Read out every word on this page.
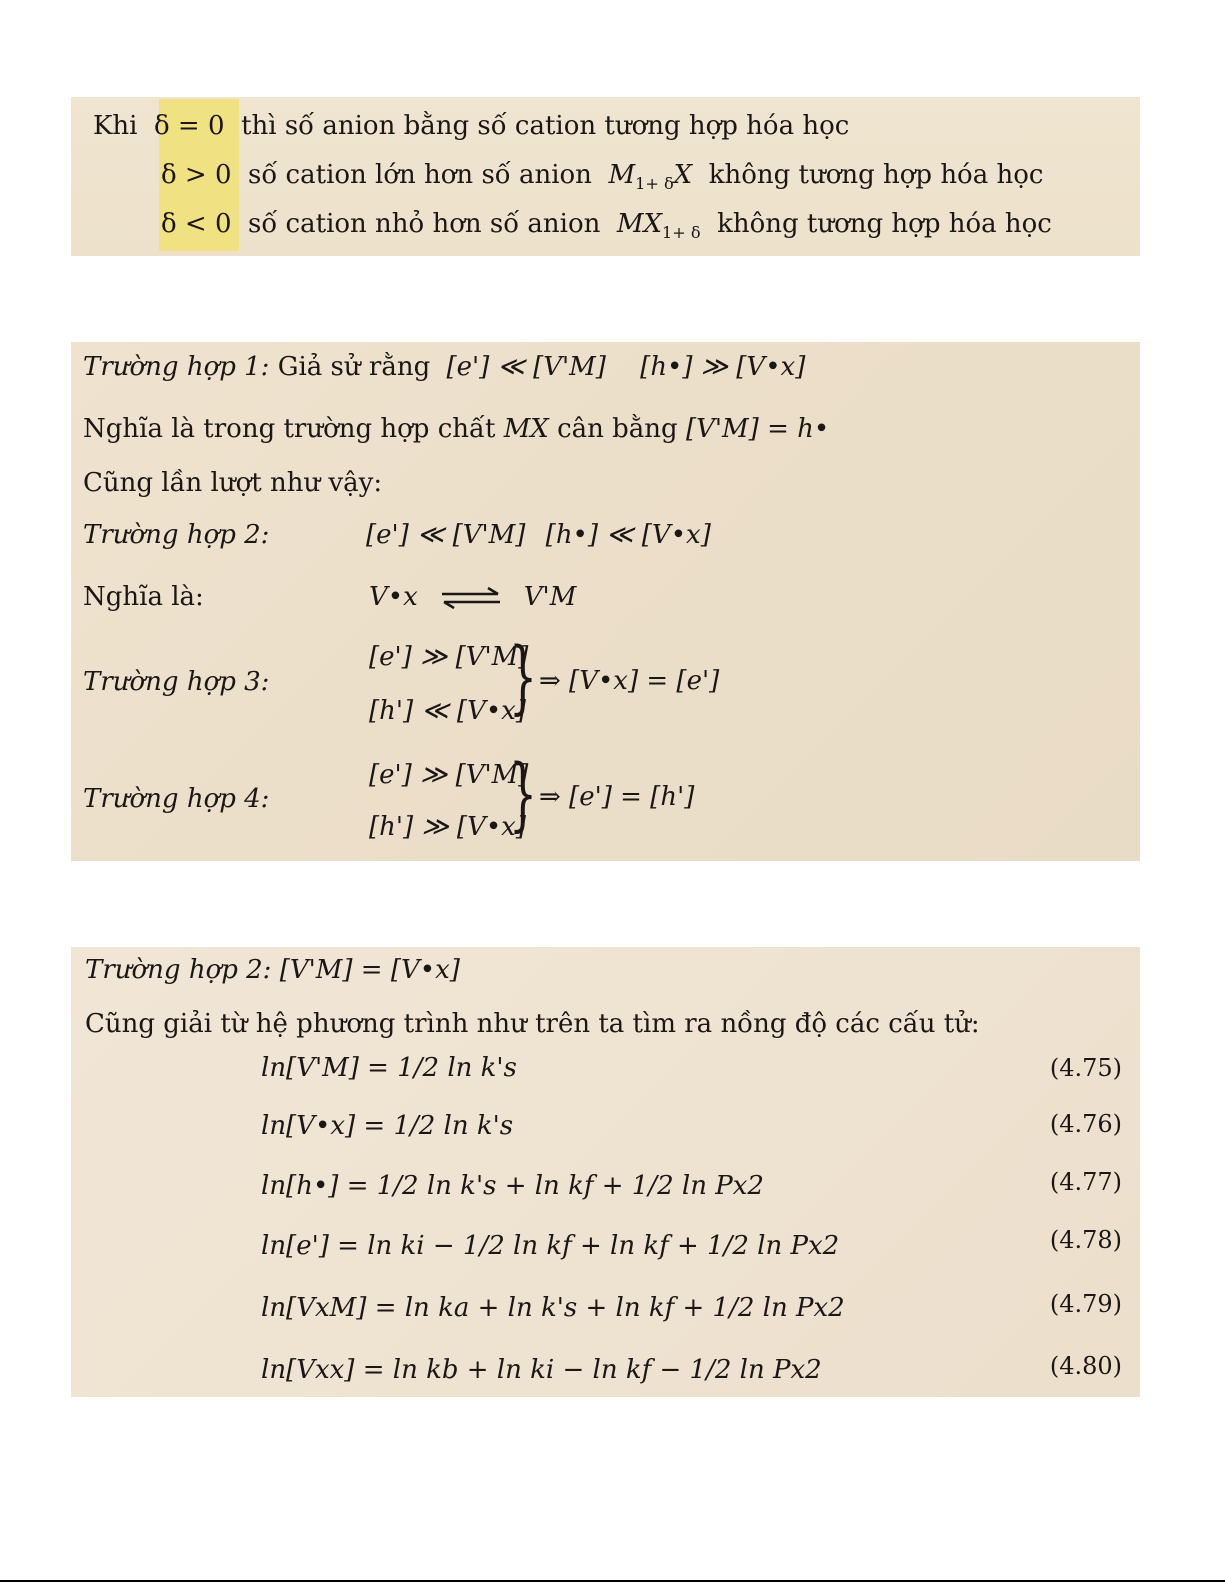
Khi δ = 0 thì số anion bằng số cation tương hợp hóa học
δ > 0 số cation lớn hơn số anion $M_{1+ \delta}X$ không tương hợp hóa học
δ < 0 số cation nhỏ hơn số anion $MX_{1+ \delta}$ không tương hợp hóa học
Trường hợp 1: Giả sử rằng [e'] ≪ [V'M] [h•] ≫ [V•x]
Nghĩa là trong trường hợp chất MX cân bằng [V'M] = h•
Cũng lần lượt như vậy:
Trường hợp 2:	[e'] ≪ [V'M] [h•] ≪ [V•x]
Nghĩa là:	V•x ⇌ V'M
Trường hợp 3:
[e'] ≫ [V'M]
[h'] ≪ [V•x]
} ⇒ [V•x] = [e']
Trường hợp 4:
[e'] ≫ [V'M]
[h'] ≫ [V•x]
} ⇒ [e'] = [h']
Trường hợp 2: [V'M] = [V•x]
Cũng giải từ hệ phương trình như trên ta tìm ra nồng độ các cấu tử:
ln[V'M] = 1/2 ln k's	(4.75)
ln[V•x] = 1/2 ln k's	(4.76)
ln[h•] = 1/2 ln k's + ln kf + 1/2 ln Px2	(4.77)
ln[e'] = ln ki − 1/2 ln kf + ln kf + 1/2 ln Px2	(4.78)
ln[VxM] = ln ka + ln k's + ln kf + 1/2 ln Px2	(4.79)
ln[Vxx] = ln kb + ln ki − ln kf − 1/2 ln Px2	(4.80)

----

EXERCISE INSTRUCTIONS » Output the lines above in full and exactly as given, omitting any pictures.

WRITTEN REPLY »
Read out every word on this page.
Khi δ = 0 thì số anion bằng số cation tương hợp hóa học
δ > 0 số cation lớn hơn số anion $M_{1+ \delta}X$ không tương hợp hóa học
δ < 0 số cation nhỏ hơn số anion $MX_{1+ \delta}$ không tương hợp hóa học
Trường hợp 1: Giả sử rằng [e'] ≪ [V'M] [h•] ≫ [V•x]
Nghĩa là trong trường hợp chất MX cân bằng [V'M] = h•
Cũng lần lượt như vậy:
Trường hợp 2:	[e'] ≪ [V'M] [h•] ≪ [V•x]
Nghĩa là:	V•x ⇌ V'M
Trường hợp 3:
[e'] ≫ [V'M]
[h'] ≪ [V•x]
} ⇒ [V•x] = [e']
Trường hợp 4:
[e'] ≫ [V'M]
[h'] ≫ [V•x]
} ⇒ [e'] = [h']
Trường hợp 2: [V'M] = [V•x]
Cũng giải từ hệ phương trình như trên ta tìm ra nồng độ các cấu tử:
ln[V'M] = 1/2 ln k's	(4.75)
ln[V•x] = 1/2 ln k's	(4.76)
ln[h•] = 1/2 ln k's + ln kf + 1/2 ln Px2	(4.77)
ln[e'] = ln ki − 1/2 ln kf + ln kf + 1/2 ln Px2	(4.78)
ln[VxM] = ln ka + ln k's + ln kf + 1/2 ln Px2	(4.79)
ln[Vxx] = ln kb + ln ki − ln kf − 1/2 ln Px2	(4.80)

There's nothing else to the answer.